**WHAT TO PRODUCE:** Please copy every line of the records below that holds the word "ylabel".

**DATASET EXTRACT:**
======

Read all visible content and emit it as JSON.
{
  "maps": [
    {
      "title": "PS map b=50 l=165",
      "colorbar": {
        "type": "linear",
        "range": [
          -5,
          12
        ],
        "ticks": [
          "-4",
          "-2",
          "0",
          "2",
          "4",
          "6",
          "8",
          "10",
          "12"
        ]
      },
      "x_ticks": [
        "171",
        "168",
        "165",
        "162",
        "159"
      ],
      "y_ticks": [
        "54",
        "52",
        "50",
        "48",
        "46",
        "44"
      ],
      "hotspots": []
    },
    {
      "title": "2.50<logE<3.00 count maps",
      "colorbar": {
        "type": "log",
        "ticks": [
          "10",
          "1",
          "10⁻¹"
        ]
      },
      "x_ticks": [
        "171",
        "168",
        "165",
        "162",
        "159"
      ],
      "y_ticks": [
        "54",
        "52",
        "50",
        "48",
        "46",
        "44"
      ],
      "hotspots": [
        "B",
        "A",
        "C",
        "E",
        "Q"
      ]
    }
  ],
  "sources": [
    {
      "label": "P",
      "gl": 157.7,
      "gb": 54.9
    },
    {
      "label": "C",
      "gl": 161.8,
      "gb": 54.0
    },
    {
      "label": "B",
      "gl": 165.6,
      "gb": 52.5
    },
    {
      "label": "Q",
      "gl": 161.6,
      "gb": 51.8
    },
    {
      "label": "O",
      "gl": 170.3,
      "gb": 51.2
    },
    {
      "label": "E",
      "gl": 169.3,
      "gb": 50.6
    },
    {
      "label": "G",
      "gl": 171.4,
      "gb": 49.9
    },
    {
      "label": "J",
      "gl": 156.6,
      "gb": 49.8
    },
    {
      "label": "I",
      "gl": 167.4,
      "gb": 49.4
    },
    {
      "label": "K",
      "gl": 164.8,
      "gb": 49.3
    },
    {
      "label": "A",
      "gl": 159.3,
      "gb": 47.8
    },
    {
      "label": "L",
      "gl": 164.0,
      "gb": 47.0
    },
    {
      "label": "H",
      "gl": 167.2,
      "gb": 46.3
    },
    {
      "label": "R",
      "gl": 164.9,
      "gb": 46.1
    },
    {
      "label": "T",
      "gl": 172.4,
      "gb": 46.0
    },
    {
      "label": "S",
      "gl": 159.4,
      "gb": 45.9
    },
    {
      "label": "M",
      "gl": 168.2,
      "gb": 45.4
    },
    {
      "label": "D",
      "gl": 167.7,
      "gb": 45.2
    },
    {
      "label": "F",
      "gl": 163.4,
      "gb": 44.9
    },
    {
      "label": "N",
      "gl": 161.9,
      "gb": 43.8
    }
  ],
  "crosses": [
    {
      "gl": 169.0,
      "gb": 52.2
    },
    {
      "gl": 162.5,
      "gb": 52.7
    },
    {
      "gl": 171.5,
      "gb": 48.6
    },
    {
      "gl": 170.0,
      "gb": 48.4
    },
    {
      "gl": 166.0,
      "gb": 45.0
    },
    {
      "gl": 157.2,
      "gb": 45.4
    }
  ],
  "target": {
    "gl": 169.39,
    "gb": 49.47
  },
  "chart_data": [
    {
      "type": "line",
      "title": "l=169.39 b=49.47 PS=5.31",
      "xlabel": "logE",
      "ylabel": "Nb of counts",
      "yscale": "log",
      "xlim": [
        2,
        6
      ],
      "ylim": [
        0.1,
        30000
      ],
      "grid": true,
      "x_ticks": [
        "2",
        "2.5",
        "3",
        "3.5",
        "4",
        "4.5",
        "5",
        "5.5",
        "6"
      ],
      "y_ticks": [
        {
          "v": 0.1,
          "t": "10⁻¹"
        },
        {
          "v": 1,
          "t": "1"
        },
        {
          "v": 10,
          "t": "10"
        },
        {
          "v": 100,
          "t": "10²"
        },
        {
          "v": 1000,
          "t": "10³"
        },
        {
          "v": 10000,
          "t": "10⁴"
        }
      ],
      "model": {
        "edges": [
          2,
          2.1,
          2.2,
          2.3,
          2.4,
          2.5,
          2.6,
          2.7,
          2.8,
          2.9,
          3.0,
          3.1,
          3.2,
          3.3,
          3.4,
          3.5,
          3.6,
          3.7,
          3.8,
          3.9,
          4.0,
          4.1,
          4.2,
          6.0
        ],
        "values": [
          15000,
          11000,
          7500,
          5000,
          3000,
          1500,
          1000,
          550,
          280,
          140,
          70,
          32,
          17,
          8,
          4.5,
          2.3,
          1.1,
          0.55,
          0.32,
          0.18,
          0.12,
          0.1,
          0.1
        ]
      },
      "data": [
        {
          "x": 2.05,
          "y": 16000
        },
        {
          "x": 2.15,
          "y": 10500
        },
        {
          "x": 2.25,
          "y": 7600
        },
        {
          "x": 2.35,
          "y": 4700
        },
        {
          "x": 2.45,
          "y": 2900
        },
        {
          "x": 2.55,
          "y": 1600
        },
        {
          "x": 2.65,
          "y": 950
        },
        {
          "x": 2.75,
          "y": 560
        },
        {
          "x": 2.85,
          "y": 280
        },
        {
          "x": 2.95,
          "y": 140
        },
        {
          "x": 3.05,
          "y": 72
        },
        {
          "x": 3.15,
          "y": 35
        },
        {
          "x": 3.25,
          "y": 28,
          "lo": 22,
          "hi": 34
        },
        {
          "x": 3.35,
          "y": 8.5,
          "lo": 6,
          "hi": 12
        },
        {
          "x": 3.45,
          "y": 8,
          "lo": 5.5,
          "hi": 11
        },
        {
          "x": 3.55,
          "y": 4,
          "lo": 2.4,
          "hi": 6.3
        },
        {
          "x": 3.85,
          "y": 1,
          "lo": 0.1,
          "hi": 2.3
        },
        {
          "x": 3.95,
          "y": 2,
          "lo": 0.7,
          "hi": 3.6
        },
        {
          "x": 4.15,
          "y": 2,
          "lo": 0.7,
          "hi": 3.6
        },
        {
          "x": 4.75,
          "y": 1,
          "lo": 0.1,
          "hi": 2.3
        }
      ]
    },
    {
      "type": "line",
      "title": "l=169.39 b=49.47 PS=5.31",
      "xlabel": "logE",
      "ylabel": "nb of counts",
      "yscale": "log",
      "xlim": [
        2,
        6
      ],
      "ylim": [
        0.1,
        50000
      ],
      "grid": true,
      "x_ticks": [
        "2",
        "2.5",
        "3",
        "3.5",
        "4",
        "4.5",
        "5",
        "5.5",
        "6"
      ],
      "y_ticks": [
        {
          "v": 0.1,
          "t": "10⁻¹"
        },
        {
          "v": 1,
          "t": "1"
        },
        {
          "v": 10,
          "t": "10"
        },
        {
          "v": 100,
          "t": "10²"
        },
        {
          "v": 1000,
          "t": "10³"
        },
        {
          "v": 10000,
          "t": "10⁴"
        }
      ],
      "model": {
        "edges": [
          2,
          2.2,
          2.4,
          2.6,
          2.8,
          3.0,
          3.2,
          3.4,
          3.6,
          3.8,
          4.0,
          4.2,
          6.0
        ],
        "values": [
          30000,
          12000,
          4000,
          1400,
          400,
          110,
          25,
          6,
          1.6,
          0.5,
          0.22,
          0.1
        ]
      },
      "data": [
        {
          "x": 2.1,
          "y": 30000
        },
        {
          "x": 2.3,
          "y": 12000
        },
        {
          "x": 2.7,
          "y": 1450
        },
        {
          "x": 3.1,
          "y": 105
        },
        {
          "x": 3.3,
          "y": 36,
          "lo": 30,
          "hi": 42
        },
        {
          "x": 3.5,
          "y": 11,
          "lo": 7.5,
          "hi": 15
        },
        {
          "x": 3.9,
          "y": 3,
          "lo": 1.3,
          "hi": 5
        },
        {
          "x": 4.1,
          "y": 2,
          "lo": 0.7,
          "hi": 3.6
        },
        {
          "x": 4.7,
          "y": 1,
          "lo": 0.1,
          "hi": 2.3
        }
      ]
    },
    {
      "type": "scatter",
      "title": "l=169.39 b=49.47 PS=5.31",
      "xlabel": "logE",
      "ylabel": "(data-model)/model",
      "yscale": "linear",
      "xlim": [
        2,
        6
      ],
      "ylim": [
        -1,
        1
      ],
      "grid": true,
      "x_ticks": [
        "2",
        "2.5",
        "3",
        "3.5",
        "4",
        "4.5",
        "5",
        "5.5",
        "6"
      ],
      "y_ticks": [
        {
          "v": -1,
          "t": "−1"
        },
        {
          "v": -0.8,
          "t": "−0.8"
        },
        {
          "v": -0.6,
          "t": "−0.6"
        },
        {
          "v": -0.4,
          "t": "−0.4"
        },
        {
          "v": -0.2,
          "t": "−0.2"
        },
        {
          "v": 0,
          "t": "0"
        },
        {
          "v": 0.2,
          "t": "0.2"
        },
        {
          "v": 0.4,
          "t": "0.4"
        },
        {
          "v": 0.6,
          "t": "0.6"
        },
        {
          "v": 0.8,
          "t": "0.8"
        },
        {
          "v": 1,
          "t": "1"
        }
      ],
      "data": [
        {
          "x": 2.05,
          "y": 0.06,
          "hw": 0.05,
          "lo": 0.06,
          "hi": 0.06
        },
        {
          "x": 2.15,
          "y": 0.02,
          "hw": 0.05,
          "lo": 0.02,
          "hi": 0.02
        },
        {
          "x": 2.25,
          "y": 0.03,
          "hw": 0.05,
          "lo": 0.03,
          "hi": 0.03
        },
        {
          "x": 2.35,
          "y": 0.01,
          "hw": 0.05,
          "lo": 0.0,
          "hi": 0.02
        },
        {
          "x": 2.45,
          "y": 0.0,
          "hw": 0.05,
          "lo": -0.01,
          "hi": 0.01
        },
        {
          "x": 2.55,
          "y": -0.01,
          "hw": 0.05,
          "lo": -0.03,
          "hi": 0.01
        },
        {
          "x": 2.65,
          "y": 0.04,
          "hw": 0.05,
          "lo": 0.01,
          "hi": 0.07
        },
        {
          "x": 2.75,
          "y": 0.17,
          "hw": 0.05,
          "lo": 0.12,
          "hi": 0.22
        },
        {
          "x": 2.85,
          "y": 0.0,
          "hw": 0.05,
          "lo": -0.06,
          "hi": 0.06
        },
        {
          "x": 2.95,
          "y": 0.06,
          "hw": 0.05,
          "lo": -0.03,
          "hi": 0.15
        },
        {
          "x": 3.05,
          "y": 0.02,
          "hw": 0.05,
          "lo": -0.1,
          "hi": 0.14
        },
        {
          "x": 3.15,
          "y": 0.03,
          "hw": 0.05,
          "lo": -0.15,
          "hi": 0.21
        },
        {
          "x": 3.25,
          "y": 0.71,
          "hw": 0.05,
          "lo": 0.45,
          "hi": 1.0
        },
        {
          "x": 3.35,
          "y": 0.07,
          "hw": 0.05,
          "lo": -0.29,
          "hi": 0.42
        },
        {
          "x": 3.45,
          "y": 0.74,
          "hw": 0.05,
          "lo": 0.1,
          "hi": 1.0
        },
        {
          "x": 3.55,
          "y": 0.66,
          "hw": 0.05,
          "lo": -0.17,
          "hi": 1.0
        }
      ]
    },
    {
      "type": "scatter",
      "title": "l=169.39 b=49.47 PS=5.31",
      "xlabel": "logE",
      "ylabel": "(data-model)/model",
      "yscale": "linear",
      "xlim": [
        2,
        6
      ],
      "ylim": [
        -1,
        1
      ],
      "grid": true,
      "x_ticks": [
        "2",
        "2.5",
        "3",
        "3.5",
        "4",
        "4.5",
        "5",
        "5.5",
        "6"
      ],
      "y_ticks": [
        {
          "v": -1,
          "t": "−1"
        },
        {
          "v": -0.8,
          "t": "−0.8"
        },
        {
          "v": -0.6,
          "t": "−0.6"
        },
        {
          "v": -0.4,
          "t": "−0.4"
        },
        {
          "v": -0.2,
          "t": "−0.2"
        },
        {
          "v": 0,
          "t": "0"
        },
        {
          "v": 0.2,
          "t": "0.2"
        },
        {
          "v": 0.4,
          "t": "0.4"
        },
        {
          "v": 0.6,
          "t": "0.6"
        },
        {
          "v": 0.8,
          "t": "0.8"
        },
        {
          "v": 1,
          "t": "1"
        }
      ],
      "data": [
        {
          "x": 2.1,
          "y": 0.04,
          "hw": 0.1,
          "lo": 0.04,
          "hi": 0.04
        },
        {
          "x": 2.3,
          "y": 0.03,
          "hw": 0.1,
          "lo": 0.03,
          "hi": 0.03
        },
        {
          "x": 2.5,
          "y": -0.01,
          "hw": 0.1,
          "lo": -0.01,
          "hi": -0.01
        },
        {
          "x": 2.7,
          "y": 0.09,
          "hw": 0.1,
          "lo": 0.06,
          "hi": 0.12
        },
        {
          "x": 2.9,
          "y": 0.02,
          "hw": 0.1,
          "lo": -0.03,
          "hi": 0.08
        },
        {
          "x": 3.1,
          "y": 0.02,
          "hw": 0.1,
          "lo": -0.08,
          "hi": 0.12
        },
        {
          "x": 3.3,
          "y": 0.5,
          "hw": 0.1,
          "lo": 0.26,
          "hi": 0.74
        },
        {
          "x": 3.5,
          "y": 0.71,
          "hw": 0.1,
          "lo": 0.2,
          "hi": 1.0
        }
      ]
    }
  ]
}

======

**RESULT:**
      "ylabel": "Nb of counts",
      "ylabel": "nb of counts",
      "ylabel": "(data-model)/model",
      "ylabel": "(data-model)/model",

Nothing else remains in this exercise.